The task: Make an exact copy of the entries below.

Data entries
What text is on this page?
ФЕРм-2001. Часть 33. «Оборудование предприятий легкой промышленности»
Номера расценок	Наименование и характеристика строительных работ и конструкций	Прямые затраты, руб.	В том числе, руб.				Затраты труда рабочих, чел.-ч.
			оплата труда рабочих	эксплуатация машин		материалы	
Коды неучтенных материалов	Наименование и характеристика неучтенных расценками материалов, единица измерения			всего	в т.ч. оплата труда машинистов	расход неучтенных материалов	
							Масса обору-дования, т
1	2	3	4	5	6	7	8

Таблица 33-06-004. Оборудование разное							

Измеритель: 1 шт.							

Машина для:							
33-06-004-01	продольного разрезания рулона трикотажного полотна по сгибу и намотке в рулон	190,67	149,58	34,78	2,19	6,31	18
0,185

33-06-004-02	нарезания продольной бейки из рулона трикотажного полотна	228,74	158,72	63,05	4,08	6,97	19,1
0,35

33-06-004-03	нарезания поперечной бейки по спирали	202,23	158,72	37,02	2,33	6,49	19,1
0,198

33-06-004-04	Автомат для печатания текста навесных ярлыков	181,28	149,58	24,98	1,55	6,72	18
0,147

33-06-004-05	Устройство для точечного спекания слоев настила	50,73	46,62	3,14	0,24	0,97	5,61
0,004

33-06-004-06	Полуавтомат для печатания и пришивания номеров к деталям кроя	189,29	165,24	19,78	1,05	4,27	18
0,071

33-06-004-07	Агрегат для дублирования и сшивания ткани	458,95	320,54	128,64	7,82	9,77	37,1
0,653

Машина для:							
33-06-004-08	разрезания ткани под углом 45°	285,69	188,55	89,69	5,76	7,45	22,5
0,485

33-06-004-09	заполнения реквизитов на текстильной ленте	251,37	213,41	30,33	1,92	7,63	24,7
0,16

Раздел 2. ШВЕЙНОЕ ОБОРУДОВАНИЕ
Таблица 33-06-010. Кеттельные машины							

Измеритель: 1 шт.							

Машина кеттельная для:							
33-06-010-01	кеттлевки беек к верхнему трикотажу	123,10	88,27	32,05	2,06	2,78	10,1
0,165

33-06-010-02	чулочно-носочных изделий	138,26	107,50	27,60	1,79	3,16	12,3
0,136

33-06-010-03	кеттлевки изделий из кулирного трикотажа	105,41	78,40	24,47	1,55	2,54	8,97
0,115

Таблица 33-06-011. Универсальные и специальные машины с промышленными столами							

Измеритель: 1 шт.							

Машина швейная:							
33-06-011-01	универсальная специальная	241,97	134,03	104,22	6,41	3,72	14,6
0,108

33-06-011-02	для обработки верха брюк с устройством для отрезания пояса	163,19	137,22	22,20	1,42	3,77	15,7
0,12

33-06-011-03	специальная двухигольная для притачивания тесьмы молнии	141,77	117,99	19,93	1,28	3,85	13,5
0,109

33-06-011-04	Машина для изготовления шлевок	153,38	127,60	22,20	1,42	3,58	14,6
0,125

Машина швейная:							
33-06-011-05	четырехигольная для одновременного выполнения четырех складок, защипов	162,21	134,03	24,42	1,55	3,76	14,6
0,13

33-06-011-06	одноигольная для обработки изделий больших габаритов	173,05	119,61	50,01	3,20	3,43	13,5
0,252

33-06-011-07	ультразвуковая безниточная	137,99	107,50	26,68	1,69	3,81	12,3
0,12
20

Answer to this problem:
What text is on this page?
ФЕРм-2001. Часть 33. «Оборудование предприятий легкой промышленности»
Номера расценок	Наименование и характеристика строительных работ и конструкций	Прямые затраты, руб.	В том числе, руб.				Затраты труда рабочих, чел.-ч.
			оплата труда рабочих	эксплуатация машин		материалы	
Коды неучтенных материалов	Наименование и характеристика неучтенных расценками материалов, единица измерения			всего	в т.ч. оплата труда машинистов	расход неучтенных материалов	
							Масса обору-дования, т
1	2	3	4	5	6	7	8

Таблица 33-06-004. Оборудование разное							

Измеритель: 1 шт.							

Машина для:							
33-06-004-01	продольного разрезания рулона трикотажного полотна по сгибу и намотке в рулон	190,67	149,58	34,78	2,19	6,31	18
0,185

33-06-004-02	нарезания продольной бейки из рулона трикотажного полотна	228,74	158,72	63,05	4,08	6,97	19,1
0,35

33-06-004-03	нарезания поперечной бейки по спирали	202,23	158,72	37,02	2,33	6,49	19,1
0,198

33-06-004-04	Автомат для печатания текста навесных ярлыков	181,28	149,58	24,98	1,55	6,72	18
0,147

33-06-004-05	Устройство для точечного спекания слоев настила	50,73	46,62	3,14	0,24	0,97	5,61
0,004

33-06-004-06	Полуавтомат для печатания и пришивания номеров к деталям кроя	189,29	165,24	19,78	1,05	4,27	18
0,071

33-06-004-07	Агрегат для дублирования и сшивания ткани	458,95	320,54	128,64	7,82	9,77	37,1
0,653

Машина для:							
33-06-004-08	разрезания ткани под углом 45°	285,69	188,55	89,69	5,76	7,45	22,5
0,485

33-06-004-09	заполнения реквизитов на текстильной ленте	251,37	213,41	30,33	1,92	7,63	24,7
0,16

Раздел 2. ШВЕЙНОЕ ОБОРУДОВАНИЕ
Таблица 33-06-010. Кеттельные машины							

Измеритель: 1 шт.							

Машина кеттельная для:							
33-06-010-01	кеттлевки беек к верхнему трикотажу	123,10	88,27	32,05	2,06	2,78	10,1
0,165

33-06-010-02	чулочно-носочных изделий	138,26	107,50	27,60	1,79	3,16	12,3
0,136

33-06-010-03	кеттлевки изделий из кулирного трикотажа	105,41	78,40	24,47	1,55	2,54	8,97
0,115

Таблица 33-06-011. Универсальные и специальные машины с промышленными столами							

Измеритель: 1 шт.							

Машина швейная:							
33-06-011-01	универсальная специальная	241,97	134,03	104,22	6,41	3,72	14,6
0,108

33-06-011-02	для обработки верха брюк с устройством для отрезания пояса	163,19	137,22	22,20	1,42	3,77	15,7
0,12

33-06-011-03	специальная двухигольная для притачивания тесьмы молнии	141,77	117,99	19,93	1,28	3,85	13,5
0,109

33-06-011-04	Машина для изготовления шлевок	153,38	127,60	22,20	1,42	3,58	14,6
0,125

Машина швейная:							
33-06-011-05	четырехигольная для одновременного выполнения четырех складок, защипов	162,21	134,03	24,42	1,55	3,76	14,6
0,13

33-06-011-06	одноигольная для обработки изделий больших габаритов	173,05	119,61	50,01	3,20	3,43	13,5
0,252

33-06-011-07	ультразвуковая безниточная	137,99	107,50	26,68	1,69	3,81	12,3
0,12
20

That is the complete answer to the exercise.